>>
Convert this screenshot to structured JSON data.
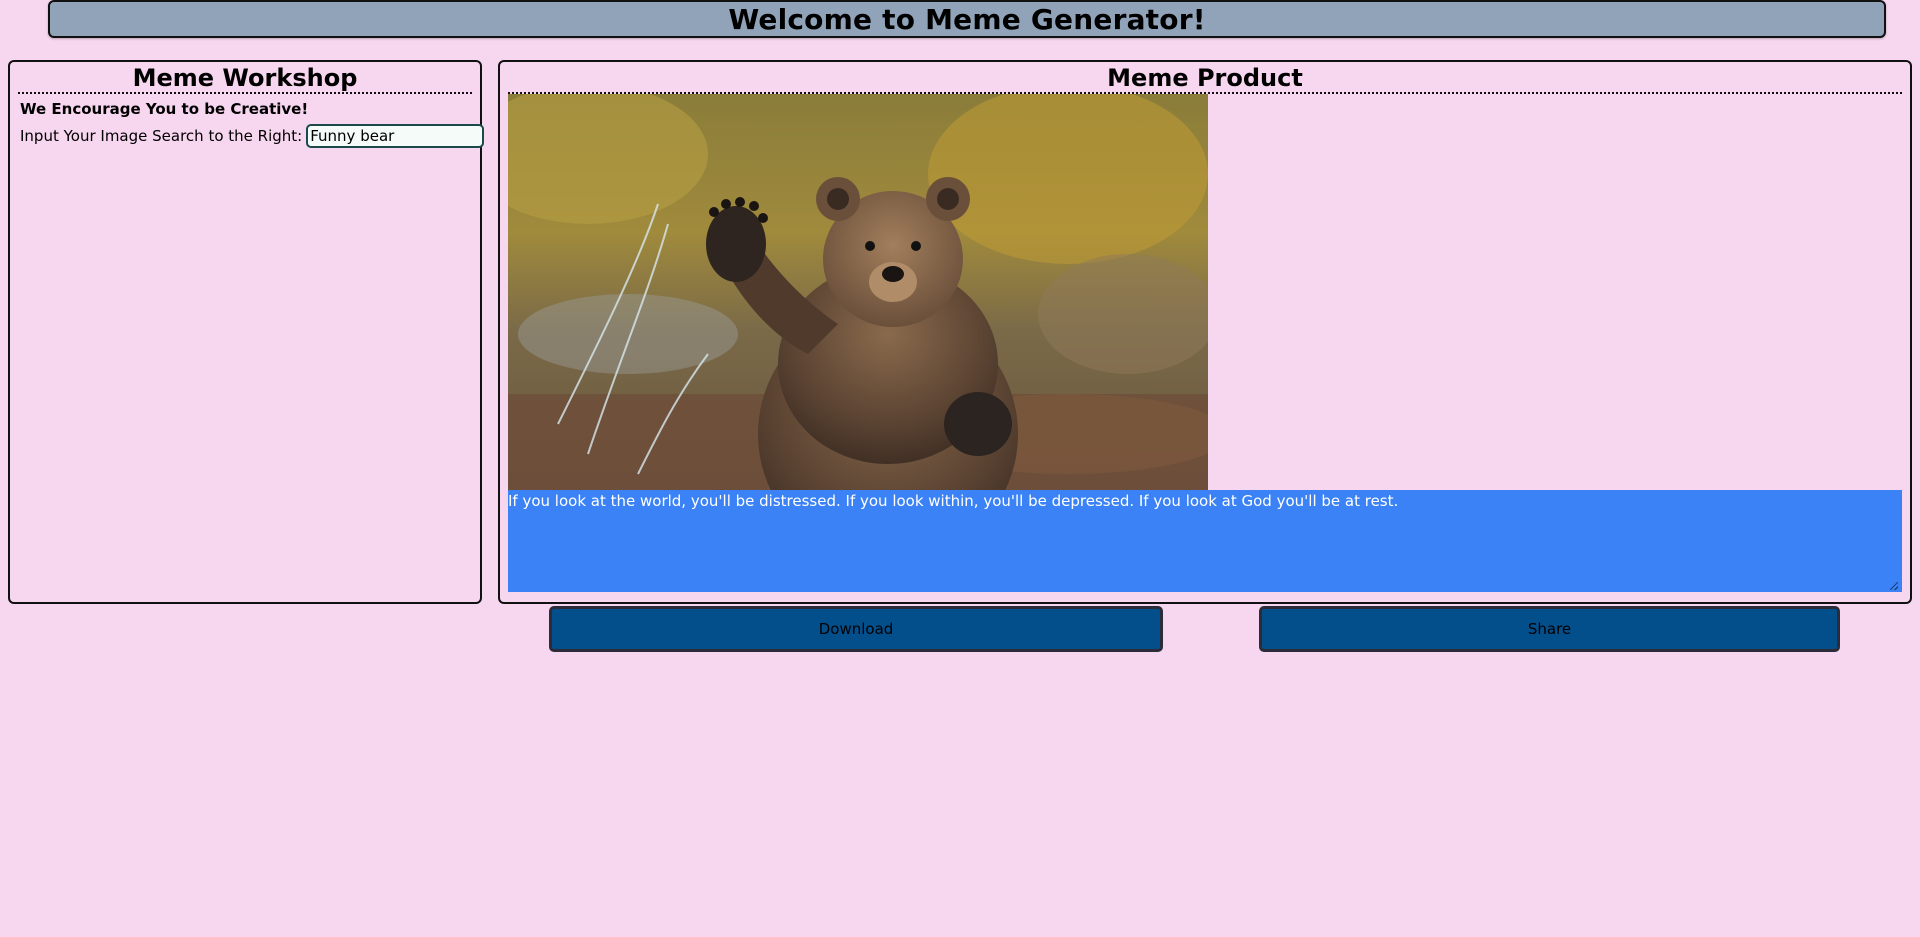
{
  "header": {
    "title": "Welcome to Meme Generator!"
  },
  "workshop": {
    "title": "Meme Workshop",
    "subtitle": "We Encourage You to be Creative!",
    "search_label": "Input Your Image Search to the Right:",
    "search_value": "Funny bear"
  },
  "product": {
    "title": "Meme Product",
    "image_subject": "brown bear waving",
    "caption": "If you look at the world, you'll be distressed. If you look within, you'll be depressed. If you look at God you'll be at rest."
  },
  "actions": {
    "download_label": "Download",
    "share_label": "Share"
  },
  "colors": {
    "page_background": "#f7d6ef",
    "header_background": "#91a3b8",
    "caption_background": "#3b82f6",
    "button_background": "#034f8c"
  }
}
<<
• [EXERCISE AIM]: Find the lines that include the string "Meme", then copy each of them.

• [FINISHED TASK]:
    "title": "Welcome to Meme Generator!"
    "title": "Meme Workshop",
    "title": "Meme Product",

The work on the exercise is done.